_Available records:_
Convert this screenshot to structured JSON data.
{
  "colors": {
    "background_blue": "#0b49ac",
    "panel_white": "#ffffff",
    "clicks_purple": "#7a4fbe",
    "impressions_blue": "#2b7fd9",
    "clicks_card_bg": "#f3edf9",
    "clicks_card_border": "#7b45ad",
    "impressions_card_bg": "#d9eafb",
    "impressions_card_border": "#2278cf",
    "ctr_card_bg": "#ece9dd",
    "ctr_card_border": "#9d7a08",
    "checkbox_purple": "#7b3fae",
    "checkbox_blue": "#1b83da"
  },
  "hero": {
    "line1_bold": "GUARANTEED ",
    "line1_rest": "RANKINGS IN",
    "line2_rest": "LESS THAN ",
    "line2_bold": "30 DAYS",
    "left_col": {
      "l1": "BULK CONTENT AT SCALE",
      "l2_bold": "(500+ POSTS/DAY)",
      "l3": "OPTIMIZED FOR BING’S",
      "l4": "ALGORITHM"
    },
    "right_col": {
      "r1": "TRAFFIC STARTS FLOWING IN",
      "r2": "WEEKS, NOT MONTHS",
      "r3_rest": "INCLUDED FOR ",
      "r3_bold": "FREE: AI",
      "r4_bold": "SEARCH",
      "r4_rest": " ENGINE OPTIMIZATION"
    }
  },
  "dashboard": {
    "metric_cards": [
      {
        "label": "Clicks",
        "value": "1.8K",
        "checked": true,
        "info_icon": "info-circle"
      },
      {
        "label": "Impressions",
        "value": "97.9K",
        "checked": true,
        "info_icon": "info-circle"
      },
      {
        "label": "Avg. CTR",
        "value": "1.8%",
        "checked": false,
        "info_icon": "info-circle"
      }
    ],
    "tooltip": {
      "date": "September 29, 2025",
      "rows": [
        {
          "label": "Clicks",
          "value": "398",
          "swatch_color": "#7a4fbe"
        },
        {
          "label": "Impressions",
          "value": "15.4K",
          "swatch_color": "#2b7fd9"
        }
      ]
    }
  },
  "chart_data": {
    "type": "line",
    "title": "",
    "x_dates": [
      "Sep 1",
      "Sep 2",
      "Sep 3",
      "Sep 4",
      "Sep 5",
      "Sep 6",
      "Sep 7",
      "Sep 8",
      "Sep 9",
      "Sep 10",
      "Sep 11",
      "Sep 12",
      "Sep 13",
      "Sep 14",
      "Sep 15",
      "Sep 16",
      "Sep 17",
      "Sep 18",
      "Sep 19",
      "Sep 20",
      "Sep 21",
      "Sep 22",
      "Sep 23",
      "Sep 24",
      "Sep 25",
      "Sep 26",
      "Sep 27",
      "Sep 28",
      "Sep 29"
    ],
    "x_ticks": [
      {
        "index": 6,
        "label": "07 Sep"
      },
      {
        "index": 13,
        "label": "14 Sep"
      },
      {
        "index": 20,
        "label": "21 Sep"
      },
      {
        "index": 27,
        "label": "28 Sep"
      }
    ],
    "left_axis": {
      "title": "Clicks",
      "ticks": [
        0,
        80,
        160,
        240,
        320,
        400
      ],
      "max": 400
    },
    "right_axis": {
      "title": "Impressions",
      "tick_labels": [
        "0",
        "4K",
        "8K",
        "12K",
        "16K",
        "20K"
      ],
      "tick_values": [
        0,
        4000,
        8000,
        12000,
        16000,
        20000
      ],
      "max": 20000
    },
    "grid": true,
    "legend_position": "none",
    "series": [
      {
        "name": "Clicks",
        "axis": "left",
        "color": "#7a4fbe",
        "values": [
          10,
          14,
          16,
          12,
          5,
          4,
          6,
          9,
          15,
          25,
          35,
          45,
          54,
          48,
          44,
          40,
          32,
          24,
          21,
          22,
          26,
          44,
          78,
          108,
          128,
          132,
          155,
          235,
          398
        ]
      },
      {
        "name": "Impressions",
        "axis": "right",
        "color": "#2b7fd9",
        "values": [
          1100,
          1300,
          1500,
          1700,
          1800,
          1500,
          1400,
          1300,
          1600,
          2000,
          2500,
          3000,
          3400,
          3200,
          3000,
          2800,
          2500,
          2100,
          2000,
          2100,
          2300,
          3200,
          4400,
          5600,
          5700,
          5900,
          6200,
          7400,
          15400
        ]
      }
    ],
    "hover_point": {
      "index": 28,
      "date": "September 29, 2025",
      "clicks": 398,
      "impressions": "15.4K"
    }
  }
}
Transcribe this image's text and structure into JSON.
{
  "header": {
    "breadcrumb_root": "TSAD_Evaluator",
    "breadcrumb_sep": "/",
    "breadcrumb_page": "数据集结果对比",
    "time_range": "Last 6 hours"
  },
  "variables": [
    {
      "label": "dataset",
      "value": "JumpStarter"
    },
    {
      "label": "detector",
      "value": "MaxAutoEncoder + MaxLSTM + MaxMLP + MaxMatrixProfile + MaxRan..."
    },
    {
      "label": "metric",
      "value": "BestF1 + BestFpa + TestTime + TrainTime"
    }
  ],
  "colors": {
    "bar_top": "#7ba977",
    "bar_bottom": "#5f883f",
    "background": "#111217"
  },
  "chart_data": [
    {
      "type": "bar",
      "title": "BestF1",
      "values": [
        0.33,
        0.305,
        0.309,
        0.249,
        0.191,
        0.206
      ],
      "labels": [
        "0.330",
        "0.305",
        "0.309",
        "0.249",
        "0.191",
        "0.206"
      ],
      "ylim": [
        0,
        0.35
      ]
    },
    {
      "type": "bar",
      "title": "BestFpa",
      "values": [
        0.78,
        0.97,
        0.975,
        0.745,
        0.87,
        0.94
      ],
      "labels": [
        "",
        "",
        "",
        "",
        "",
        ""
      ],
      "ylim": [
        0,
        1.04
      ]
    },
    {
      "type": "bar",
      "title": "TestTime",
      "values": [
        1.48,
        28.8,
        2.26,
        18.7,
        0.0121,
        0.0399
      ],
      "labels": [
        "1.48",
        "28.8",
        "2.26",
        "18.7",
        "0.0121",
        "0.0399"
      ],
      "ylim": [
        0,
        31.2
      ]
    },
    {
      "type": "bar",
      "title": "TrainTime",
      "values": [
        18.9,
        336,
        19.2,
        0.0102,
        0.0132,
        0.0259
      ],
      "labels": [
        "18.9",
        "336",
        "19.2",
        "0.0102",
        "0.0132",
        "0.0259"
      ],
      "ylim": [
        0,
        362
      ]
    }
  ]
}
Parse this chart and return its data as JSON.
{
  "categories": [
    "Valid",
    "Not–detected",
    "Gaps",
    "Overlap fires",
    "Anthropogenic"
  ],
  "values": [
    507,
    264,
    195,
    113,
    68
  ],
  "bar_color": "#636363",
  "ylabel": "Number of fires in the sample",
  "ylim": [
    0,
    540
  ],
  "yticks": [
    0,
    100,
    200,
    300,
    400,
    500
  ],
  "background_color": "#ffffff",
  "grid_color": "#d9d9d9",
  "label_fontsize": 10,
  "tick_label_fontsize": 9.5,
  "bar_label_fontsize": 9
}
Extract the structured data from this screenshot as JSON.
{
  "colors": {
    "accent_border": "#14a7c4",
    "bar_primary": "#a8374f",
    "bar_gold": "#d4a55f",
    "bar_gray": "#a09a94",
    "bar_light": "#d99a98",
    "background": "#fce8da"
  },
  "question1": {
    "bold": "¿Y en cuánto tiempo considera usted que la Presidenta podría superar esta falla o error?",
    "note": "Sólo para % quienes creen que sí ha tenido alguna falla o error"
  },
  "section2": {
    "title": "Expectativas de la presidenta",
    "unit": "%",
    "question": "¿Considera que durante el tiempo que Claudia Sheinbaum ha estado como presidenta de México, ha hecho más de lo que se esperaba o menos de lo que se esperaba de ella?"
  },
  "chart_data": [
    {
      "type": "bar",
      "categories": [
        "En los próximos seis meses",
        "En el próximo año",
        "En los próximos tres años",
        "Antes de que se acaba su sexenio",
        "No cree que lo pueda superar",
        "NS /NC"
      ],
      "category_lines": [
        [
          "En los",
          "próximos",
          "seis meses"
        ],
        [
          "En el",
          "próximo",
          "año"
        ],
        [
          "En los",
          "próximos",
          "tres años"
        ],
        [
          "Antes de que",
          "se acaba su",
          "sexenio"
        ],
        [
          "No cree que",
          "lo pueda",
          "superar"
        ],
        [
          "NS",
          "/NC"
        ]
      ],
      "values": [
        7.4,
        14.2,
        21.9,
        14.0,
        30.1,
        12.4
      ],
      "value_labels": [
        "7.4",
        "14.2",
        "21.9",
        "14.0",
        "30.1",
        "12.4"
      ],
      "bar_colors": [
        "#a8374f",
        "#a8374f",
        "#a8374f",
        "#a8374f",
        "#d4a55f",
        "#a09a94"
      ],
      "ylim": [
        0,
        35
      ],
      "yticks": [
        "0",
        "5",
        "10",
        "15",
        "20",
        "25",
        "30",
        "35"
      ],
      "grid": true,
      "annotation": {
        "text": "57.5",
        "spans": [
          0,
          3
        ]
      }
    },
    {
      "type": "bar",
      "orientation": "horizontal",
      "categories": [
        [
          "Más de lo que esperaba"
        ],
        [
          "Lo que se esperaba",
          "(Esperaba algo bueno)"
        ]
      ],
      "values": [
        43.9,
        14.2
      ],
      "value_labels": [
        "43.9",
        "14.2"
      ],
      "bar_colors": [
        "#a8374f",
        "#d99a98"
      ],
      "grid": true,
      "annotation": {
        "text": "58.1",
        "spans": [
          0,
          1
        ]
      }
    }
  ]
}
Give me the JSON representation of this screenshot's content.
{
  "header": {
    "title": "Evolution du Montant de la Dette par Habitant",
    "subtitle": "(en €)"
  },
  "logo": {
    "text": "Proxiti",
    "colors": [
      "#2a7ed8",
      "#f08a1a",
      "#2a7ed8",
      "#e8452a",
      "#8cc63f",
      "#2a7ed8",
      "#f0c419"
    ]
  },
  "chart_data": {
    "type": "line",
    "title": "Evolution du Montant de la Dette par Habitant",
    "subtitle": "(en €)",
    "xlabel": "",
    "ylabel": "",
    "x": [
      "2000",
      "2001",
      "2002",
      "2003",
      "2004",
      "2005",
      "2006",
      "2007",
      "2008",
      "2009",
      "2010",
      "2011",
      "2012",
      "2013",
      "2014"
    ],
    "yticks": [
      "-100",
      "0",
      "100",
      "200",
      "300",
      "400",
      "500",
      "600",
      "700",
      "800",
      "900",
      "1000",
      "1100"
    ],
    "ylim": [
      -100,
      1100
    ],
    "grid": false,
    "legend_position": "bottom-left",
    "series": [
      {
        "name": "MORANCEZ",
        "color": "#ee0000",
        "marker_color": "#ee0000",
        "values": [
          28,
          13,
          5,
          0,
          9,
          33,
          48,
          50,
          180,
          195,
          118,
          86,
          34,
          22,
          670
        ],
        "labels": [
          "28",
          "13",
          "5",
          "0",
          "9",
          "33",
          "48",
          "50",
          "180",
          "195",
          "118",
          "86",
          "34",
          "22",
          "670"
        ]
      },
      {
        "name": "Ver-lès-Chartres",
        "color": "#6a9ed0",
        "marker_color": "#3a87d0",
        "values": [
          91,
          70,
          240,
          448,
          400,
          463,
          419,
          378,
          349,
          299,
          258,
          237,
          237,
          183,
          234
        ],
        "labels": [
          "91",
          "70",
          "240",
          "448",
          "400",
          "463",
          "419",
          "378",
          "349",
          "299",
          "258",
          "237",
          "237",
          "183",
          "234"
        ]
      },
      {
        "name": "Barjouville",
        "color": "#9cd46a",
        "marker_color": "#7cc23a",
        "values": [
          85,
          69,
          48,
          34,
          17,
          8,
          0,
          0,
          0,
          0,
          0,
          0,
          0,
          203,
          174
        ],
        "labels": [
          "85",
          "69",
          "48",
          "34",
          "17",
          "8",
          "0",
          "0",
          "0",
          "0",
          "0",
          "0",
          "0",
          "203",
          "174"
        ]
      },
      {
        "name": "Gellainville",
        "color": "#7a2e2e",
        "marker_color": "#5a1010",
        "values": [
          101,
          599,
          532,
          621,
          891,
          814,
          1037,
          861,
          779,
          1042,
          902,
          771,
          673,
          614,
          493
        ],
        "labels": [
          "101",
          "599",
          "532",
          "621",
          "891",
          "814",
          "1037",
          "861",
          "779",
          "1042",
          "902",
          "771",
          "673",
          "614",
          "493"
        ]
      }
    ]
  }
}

_Task requirements:_
Select and copy every line from the records that includes the word "tiempo".

_Response:_
    "bold": "¿Y en cuánto tiempo considera usted que la Presidenta podría superar esta falla o error?",
    "question": "¿Considera que durante el tiempo que Claudia Sheinbaum ha estado como presidenta de México, ha hecho más de lo que se esperaba o menos de lo que se esperaba de ella?"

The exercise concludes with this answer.